* **Do this**: Filter the records below and copy every line containing the word "Application".

begin Dataset excerpts

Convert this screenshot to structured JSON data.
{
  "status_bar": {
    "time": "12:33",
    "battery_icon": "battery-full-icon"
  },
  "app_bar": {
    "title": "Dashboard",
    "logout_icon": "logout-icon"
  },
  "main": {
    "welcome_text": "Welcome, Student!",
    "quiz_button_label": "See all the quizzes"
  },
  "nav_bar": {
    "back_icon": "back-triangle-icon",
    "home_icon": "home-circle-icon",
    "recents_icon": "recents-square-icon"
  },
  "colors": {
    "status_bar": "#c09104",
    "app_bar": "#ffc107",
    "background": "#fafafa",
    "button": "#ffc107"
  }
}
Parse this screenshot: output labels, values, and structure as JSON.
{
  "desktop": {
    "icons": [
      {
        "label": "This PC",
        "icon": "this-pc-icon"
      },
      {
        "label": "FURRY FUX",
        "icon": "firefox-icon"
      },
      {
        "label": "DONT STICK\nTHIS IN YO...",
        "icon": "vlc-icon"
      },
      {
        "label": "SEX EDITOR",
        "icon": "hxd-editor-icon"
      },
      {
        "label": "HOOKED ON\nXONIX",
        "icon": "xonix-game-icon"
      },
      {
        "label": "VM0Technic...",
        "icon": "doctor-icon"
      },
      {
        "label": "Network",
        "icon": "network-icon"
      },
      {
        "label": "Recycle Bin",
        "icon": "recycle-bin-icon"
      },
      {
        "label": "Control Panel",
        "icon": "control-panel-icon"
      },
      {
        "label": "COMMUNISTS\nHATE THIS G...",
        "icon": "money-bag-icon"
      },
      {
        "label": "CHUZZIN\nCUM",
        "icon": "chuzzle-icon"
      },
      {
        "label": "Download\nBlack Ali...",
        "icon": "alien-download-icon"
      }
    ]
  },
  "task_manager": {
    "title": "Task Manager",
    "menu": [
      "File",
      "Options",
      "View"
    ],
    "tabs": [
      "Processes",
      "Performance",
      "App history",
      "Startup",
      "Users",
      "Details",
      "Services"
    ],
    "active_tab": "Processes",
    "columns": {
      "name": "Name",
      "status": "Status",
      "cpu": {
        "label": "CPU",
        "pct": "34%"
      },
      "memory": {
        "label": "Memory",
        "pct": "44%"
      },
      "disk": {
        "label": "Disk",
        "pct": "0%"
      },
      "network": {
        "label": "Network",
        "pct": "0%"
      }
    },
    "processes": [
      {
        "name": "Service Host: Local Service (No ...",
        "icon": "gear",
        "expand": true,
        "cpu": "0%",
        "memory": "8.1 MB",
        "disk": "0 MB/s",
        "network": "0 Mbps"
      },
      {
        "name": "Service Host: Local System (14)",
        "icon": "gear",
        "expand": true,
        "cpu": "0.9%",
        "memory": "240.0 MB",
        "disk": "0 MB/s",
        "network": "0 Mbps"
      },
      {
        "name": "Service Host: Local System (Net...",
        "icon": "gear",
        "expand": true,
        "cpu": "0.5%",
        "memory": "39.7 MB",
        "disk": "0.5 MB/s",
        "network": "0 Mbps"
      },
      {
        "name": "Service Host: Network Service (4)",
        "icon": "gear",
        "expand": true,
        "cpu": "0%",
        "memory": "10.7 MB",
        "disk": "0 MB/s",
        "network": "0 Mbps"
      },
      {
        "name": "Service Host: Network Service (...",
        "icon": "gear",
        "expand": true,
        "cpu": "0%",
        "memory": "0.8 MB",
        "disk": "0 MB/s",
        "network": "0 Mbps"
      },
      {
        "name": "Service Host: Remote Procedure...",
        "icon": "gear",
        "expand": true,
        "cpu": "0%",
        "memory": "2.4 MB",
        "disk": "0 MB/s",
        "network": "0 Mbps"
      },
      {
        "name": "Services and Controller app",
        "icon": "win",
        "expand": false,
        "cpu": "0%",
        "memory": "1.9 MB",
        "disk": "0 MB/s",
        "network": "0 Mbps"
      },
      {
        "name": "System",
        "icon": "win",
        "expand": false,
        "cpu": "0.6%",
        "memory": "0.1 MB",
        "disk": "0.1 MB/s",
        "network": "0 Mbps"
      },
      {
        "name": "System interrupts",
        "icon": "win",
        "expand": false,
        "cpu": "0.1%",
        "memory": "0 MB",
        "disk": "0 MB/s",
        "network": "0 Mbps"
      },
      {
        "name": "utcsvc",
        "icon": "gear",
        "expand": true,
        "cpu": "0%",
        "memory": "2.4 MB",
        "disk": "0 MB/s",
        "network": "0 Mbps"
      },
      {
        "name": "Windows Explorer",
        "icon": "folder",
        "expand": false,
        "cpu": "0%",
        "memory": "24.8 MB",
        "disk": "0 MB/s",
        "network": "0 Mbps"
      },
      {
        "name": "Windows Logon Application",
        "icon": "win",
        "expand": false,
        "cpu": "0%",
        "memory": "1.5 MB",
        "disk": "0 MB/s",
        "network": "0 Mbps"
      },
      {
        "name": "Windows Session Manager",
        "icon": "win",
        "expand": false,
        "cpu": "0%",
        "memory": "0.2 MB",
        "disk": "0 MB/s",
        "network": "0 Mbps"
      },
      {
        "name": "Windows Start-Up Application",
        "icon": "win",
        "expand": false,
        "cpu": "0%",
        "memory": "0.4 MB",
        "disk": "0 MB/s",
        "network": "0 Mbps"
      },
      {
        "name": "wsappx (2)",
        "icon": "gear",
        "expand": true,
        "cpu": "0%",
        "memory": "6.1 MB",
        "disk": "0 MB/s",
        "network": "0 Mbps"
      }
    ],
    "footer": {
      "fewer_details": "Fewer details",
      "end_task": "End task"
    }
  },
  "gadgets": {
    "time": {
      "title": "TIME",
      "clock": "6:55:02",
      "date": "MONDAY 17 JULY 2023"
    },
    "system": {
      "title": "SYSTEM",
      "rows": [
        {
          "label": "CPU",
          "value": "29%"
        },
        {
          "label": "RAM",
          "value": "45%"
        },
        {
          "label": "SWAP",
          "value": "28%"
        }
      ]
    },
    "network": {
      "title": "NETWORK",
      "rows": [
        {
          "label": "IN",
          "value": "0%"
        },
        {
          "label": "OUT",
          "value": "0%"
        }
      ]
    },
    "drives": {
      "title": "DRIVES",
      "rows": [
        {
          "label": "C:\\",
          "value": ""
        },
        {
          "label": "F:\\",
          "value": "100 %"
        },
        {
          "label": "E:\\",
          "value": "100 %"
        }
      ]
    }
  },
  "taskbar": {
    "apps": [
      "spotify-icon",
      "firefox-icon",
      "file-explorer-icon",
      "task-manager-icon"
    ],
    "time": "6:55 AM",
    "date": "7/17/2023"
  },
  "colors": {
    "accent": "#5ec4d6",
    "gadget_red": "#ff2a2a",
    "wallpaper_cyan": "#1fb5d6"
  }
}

end Dataset excerpts

* **Expected output**:
        "name": "Windows Logon Application",
        "name": "Windows Start-Up Application",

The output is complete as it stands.